→ TASK TO CARRY OUT: List each line in which the string "Мама" appears.

======== MATERIAL PROVIDED ========

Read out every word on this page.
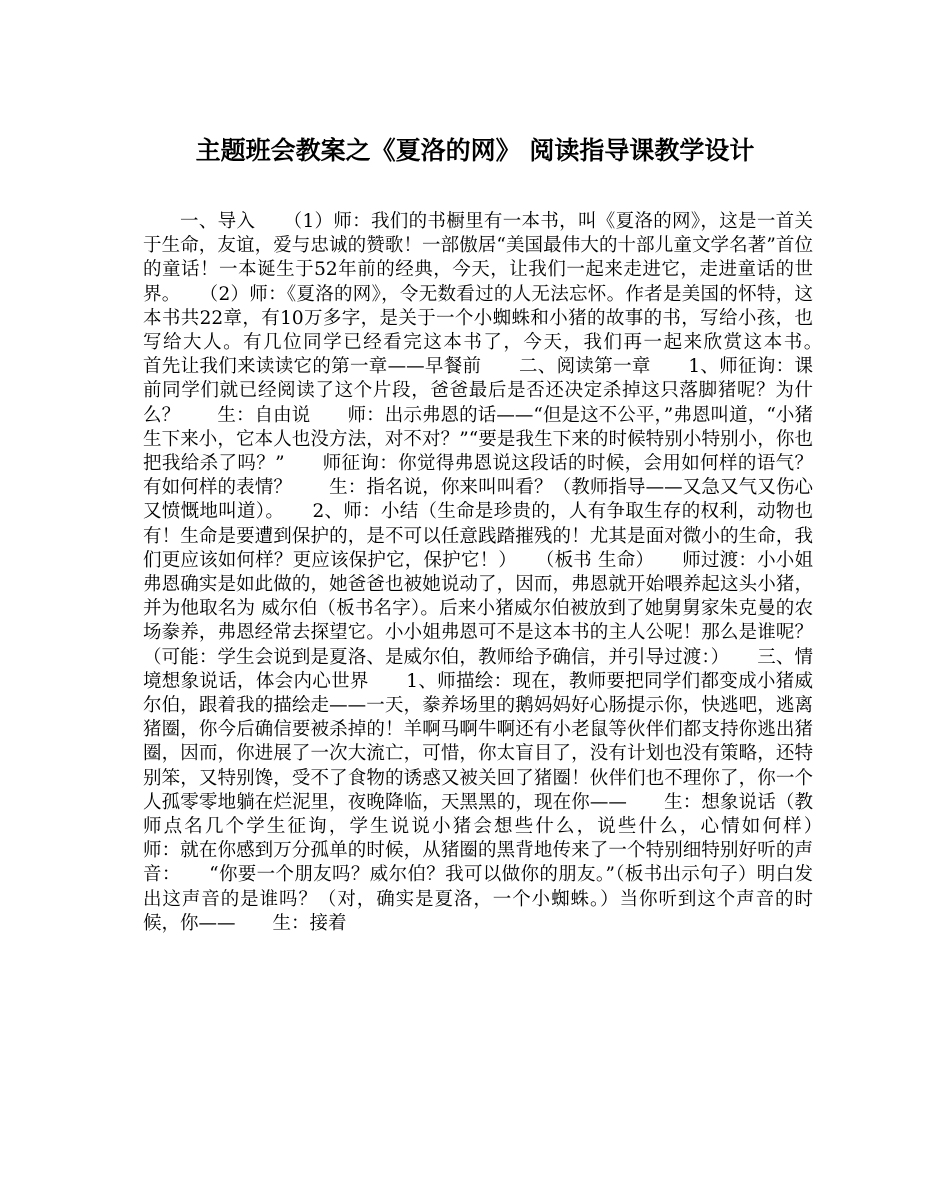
主题班会教案之《夏洛的网》 阅读指导课教学设计

一、导入　　（1）师：我们的书橱里有一本书，叫《夏洛的网》，这是一首关于生命，友谊，爱与忠诚的赞歌！一部傲居“美国最伟大的十部儿童文学名著”首位的童话！一本诞生于52年前的经典，今天，让我们一起来走进它，走进童话的世界。　　（2）师：《夏洛的网》，令无数看过的人无法忘怀。作者是美国的怀特，这本书共22章，有10万多字，是关于一个小蜘蛛和小猪的故事的书，写给小孩，也写给大人。有几位同学已经看完这本书了，今天，我们再一起来欣赏这本书。　　首先让我们来读读它的第一章——早餐前　　二、阅读第一章　　1、师征询：课前同学们就已经阅读了这个片段，爸爸最后是否还决定杀掉这只落脚猪呢？为什么？　　生：自由说　　师：出示弗恩的话——“但是这不公平，”弗恩叫道，“小猪生下来小，它本人也没方法，对不对？”“要是我生下来的时候特别小特别小，你也把我给杀了吗？”　　师征询：你觉得弗恩说这段话的时候，会用如何样的语气？有如何样的表情？　　生：指名说，你来叫叫看？（教师指导——又急又气又伤心又愤慨地叫道）。　　2、师：小结（生命是珍贵的，人有争取生存的权利，动物也有！生命是要遭到保护的，是不可以任意践踏摧残的！尤其是面对微小的生命，我们更应该如何样？更应该保护它，保护它！）　　（板书 生命）　　师过渡：小小姐弗恩确实是如此做的，她爸爸也被她说动了，因而，弗恩就开始喂养起这头小猪，并为他取名为 威尔伯（板书名字）。后来小猪威尔伯被放到了她舅舅家朱克曼的农场豢养，弗恩经常去探望它。小小姐弗恩可不是这本书的主人公呢！那么是谁呢？　　（可能：学生会说到是夏洛、是威尔伯，教师给予确信，并引导过渡：）　　三、情境想象说话，体会内心世界　　1、师描绘：现在，教师要把同学们都变成小猪威尔伯，跟着我的描绘走——一天，豢养场里的鹅妈妈好心肠提示你，快逃吧，逃离猪圈，你今后确信要被杀掉的！羊啊马啊牛啊还有小老鼠等伙伴们都支持你逃出猪圈，因而，你进展了一次大流亡，可惜，你太盲目了，没有计划也没有策略，还特别笨，又特别馋，受不了食物的诱惑又被关回了猪圈！伙伴们也不理你了，你一个人孤零零地躺在烂泥里，夜晚降临，天黑黑的，现在你——　　生：想象说话（教师点名几个学生征询，学生说说小猪会想些什么，说些什么，心情如何样）　　师：就在你感到万分孤单的时候，从猪圈的黑背地传来了一个特别细特别好听的声音：　　“你要一个朋友吗？威尔伯？我可以做你的朋友。”（板书出示句子）明白发出这声音的是谁吗？（对，确实是夏洛，一个小蜘蛛。）当你听到这个声音的时候，你——　　生：接着
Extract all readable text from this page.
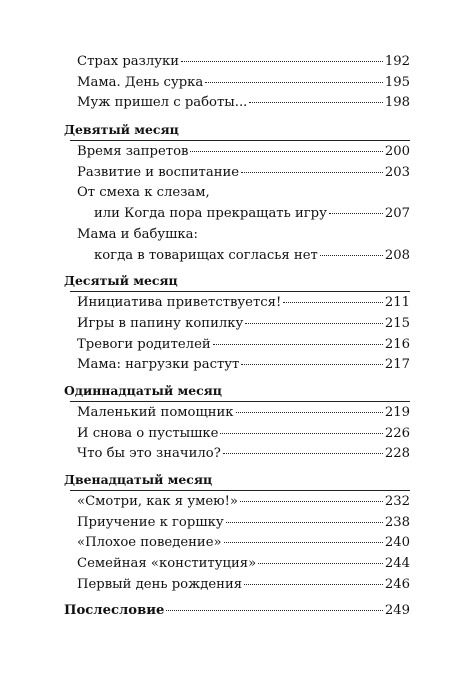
Страх разлуки	192
Мама. День сурка	195
Муж пришел с работы...	198
Девятый месяц
Время запретов	200
Развитие и воспитание	203
От смеха к слезам,
или Когда пора прекращать игру	207
Мама и бабушка:
когда в товарищах согласья нет	208
Десятый месяц
Инициатива приветствуется!	211
Игры в папину копилку	215
Тревоги родителей	216
Мама: нагрузки растут	217
Одиннадцатый месяц
Маленький помощник	219
И снова о пустышке	226
Что бы это значило?	228
Двенадцатый месяц
«Смотри, как я умею!»	232
Приучение к горшку	238
«Плохое поведение»	240
Семейная «конституция»	244
Первый день рождения	246
Послесловие	249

========

→ RESPONSE FOR THIS EXERCISE:
Мама. День сурка	195
Мама и бабушка:
Мама: нагрузки растут	217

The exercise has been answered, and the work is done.